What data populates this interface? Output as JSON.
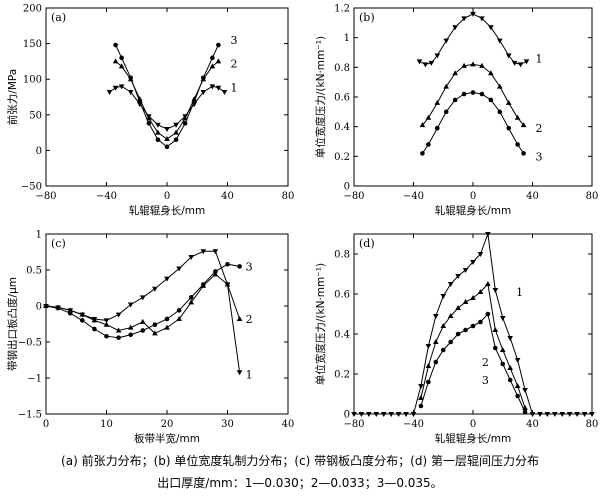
{
  "chart_data": [
    {
      "id": "a",
      "type": "line",
      "panel_label": "(a)",
      "xlabel": "轧辊辊身长/mm",
      "ylabel": "前张力/MPa",
      "xlim": [
        -80,
        80
      ],
      "ylim": [
        -50,
        200
      ],
      "xticks": [
        -80,
        -40,
        0,
        40,
        80
      ],
      "yticks": [
        -50,
        0,
        50,
        100,
        150,
        200
      ],
      "series": [
        {
          "name": "1",
          "marker": "tri-down",
          "x": [
            -38,
            -34,
            -30,
            -24,
            -18,
            -12,
            -6,
            0,
            6,
            12,
            18,
            24,
            30,
            34,
            38
          ],
          "y": [
            82,
            88,
            90,
            82,
            65,
            48,
            36,
            30,
            36,
            48,
            65,
            82,
            90,
            88,
            82
          ]
        },
        {
          "name": "2",
          "marker": "tri-up",
          "x": [
            -34,
            -30,
            -24,
            -18,
            -12,
            -6,
            0,
            6,
            12,
            18,
            24,
            30,
            34
          ],
          "y": [
            125,
            118,
            100,
            72,
            45,
            25,
            16,
            25,
            45,
            72,
            100,
            118,
            125
          ]
        },
        {
          "name": "3",
          "marker": "circle",
          "x": [
            -34,
            -30,
            -24,
            -18,
            -12,
            -6,
            0,
            6,
            12,
            18,
            24,
            30,
            34
          ],
          "y": [
            148,
            130,
            102,
            68,
            38,
            15,
            5,
            15,
            38,
            68,
            102,
            130,
            148
          ]
        }
      ],
      "series_labels": [
        {
          "text": "1",
          "x": 42,
          "y": 88
        },
        {
          "text": "2",
          "x": 42,
          "y": 122
        },
        {
          "text": "3",
          "x": 42,
          "y": 155
        }
      ]
    },
    {
      "id": "b",
      "type": "line",
      "panel_label": "(b)",
      "xlabel": "轧辊辊身长/mm",
      "ylabel": "单位宽度压力/(kN·mm⁻¹)",
      "xlim": [
        -80,
        80
      ],
      "ylim": [
        0,
        1.2
      ],
      "xticks": [
        -80,
        -40,
        0,
        40,
        80
      ],
      "yticks": [
        0,
        0.2,
        0.4,
        0.6,
        0.8,
        1.0,
        1.2
      ],
      "series": [
        {
          "name": "1",
          "marker": "tri-down",
          "x": [
            -36,
            -32,
            -28,
            -24,
            -18,
            -12,
            -6,
            0,
            6,
            12,
            18,
            24,
            28,
            32,
            36
          ],
          "y": [
            0.84,
            0.82,
            0.83,
            0.88,
            0.98,
            1.07,
            1.13,
            1.16,
            1.13,
            1.07,
            0.98,
            0.88,
            0.83,
            0.82,
            0.84
          ]
        },
        {
          "name": "2",
          "marker": "tri-up",
          "x": [
            -34,
            -30,
            -24,
            -18,
            -12,
            -6,
            0,
            6,
            12,
            18,
            24,
            30,
            34
          ],
          "y": [
            0.41,
            0.46,
            0.56,
            0.67,
            0.76,
            0.81,
            0.82,
            0.81,
            0.76,
            0.67,
            0.56,
            0.46,
            0.41
          ]
        },
        {
          "name": "3",
          "marker": "circle",
          "x": [
            -34,
            -30,
            -24,
            -18,
            -12,
            -6,
            0,
            6,
            12,
            18,
            24,
            30,
            34
          ],
          "y": [
            0.22,
            0.28,
            0.39,
            0.5,
            0.58,
            0.62,
            0.63,
            0.62,
            0.58,
            0.5,
            0.39,
            0.28,
            0.22
          ]
        }
      ],
      "series_labels": [
        {
          "text": "1",
          "x": 42,
          "y": 0.86
        },
        {
          "text": "2",
          "x": 42,
          "y": 0.39
        },
        {
          "text": "3",
          "x": 42,
          "y": 0.2
        }
      ]
    },
    {
      "id": "c",
      "type": "line",
      "panel_label": "(c)",
      "xlabel": "板带半宽/mm",
      "ylabel": "带钢出口板凸度/μm",
      "xlim": [
        0,
        40
      ],
      "ylim": [
        -1.5,
        1.0
      ],
      "xticks": [
        0,
        10,
        20,
        30,
        40
      ],
      "yticks": [
        -1.5,
        -1.0,
        -0.5,
        0,
        0.5,
        1.0
      ],
      "series": [
        {
          "name": "1",
          "marker": "tri-down",
          "x": [
            0,
            2,
            4,
            6,
            8,
            10,
            12,
            14,
            16,
            18,
            20,
            22,
            24,
            26,
            28,
            30,
            32
          ],
          "y": [
            0,
            -0.02,
            -0.06,
            -0.12,
            -0.18,
            -0.2,
            -0.12,
            0.02,
            0.12,
            0.24,
            0.38,
            0.52,
            0.68,
            0.76,
            0.76,
            0.3,
            -0.92
          ]
        },
        {
          "name": "2",
          "marker": "tri-up",
          "x": [
            0,
            2,
            4,
            6,
            8,
            10,
            12,
            14,
            16,
            18,
            20,
            22,
            24,
            26,
            28,
            30,
            32
          ],
          "y": [
            0,
            -0.02,
            -0.06,
            -0.12,
            -0.2,
            -0.26,
            -0.34,
            -0.3,
            -0.22,
            -0.38,
            -0.3,
            -0.18,
            0.05,
            0.28,
            0.44,
            0.3,
            -0.18
          ]
        },
        {
          "name": "3",
          "marker": "circle",
          "x": [
            0,
            2,
            4,
            6,
            8,
            10,
            12,
            14,
            16,
            18,
            20,
            22,
            24,
            26,
            28,
            30,
            32
          ],
          "y": [
            0,
            -0.03,
            -0.1,
            -0.2,
            -0.32,
            -0.42,
            -0.44,
            -0.4,
            -0.34,
            -0.26,
            -0.18,
            -0.06,
            0.12,
            0.3,
            0.48,
            0.58,
            0.55
          ]
        }
      ],
      "series_labels": [
        {
          "text": "1",
          "x": 33,
          "y": -0.95
        },
        {
          "text": "2",
          "x": 33,
          "y": -0.18
        },
        {
          "text": "3",
          "x": 33,
          "y": 0.55
        }
      ]
    },
    {
      "id": "d",
      "type": "line",
      "panel_label": "(d)",
      "xlabel": "轧辊辊身长/mm",
      "ylabel": "单位宽度压力/(kN·mm⁻¹)",
      "xlim": [
        -80,
        80
      ],
      "ylim": [
        0,
        0.9
      ],
      "xticks": [
        -80,
        -40,
        0,
        40,
        80
      ],
      "yticks": [
        0,
        0.2,
        0.4,
        0.6,
        0.8
      ],
      "series": [
        {
          "name": "1",
          "marker": "tri-down",
          "x": [
            -80,
            -75,
            -70,
            -65,
            -60,
            -55,
            -50,
            -45,
            -40,
            -35,
            -30,
            -25,
            -20,
            -15,
            -10,
            -5,
            0,
            5,
            10,
            15,
            20,
            25,
            30,
            35,
            40,
            45,
            50,
            55,
            60,
            65,
            70,
            75,
            80
          ],
          "y": [
            0,
            0,
            0,
            0,
            0,
            0,
            0,
            0,
            0,
            0.14,
            0.34,
            0.49,
            0.59,
            0.65,
            0.69,
            0.72,
            0.76,
            0.8,
            0.9,
            0.62,
            0.48,
            0.38,
            0.27,
            0.12,
            0,
            0,
            0,
            0,
            0,
            0,
            0,
            0,
            0
          ]
        },
        {
          "name": "2",
          "marker": "tri-up",
          "x": [
            -35,
            -30,
            -25,
            -20,
            -15,
            -10,
            -5,
            0,
            5,
            10,
            15,
            20,
            25,
            30,
            35
          ],
          "y": [
            0.08,
            0.24,
            0.36,
            0.44,
            0.49,
            0.53,
            0.56,
            0.58,
            0.61,
            0.65,
            0.42,
            0.32,
            0.23,
            0.14,
            0.03
          ]
        },
        {
          "name": "3",
          "marker": "circle",
          "x": [
            -35,
            -30,
            -25,
            -20,
            -15,
            -10,
            -5,
            0,
            5,
            10,
            15,
            20,
            25,
            30,
            35
          ],
          "y": [
            0.04,
            0.16,
            0.26,
            0.32,
            0.36,
            0.4,
            0.42,
            0.44,
            0.46,
            0.5,
            0.33,
            0.25,
            0.17,
            0.09,
            0.01
          ]
        }
      ],
      "series_labels": [
        {
          "text": "1",
          "x": 29,
          "y": 0.61
        },
        {
          "text": "2",
          "x": 6,
          "y": 0.26
        },
        {
          "text": "3",
          "x": 6,
          "y": 0.17
        }
      ]
    }
  ],
  "caption": {
    "line1": "(a)  前张力分布；(b)  单位宽度轧制力分布；(c)  带钢板凸度分布；(d)  第一层辊间压力分布",
    "line2": "出口厚度/mm：1—0.030；2—0.033；3—0.035。"
  }
}
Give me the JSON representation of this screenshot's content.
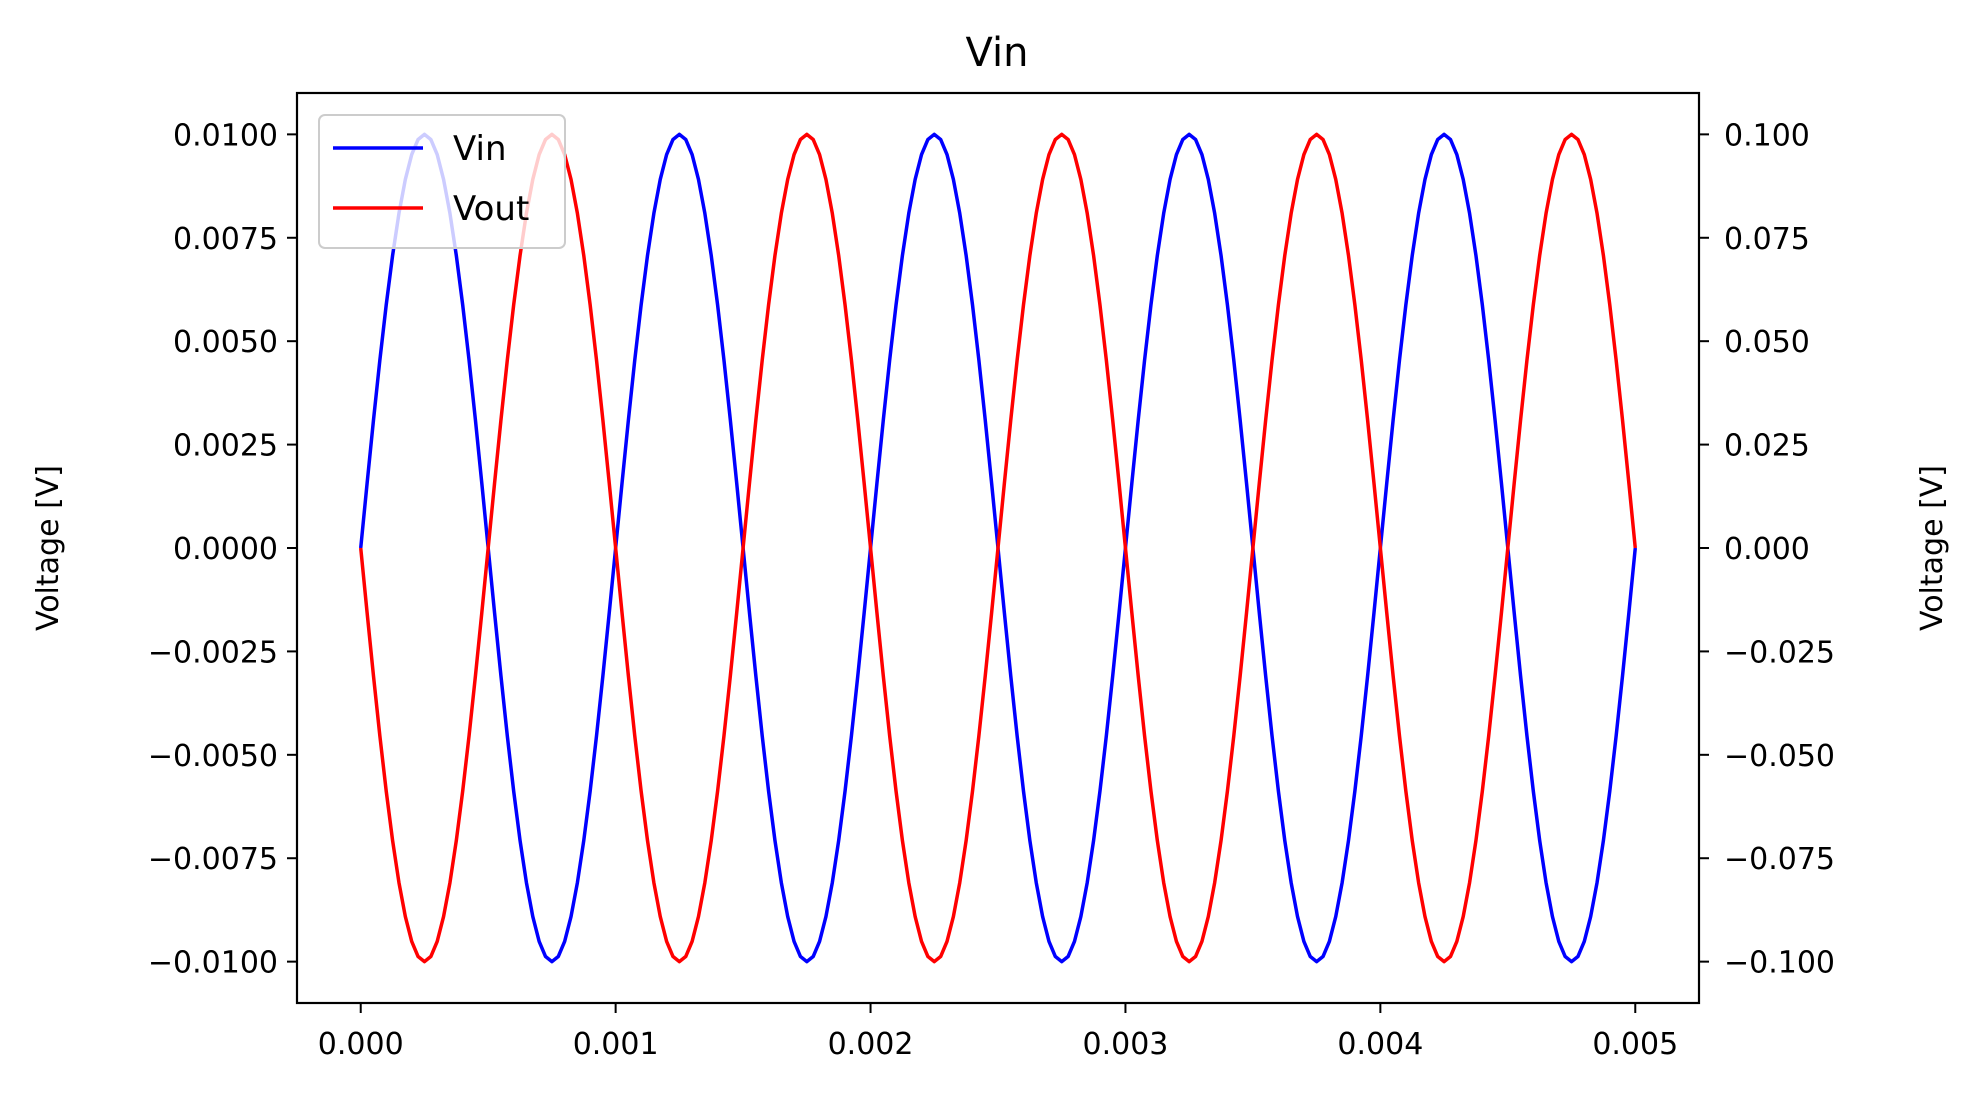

_The task_: Find and copy each line above that includes the string "JSON".

_Finished answer_:
What data populates this interface? Output as JSON.
Give me the JSON representation of this screenshot's content.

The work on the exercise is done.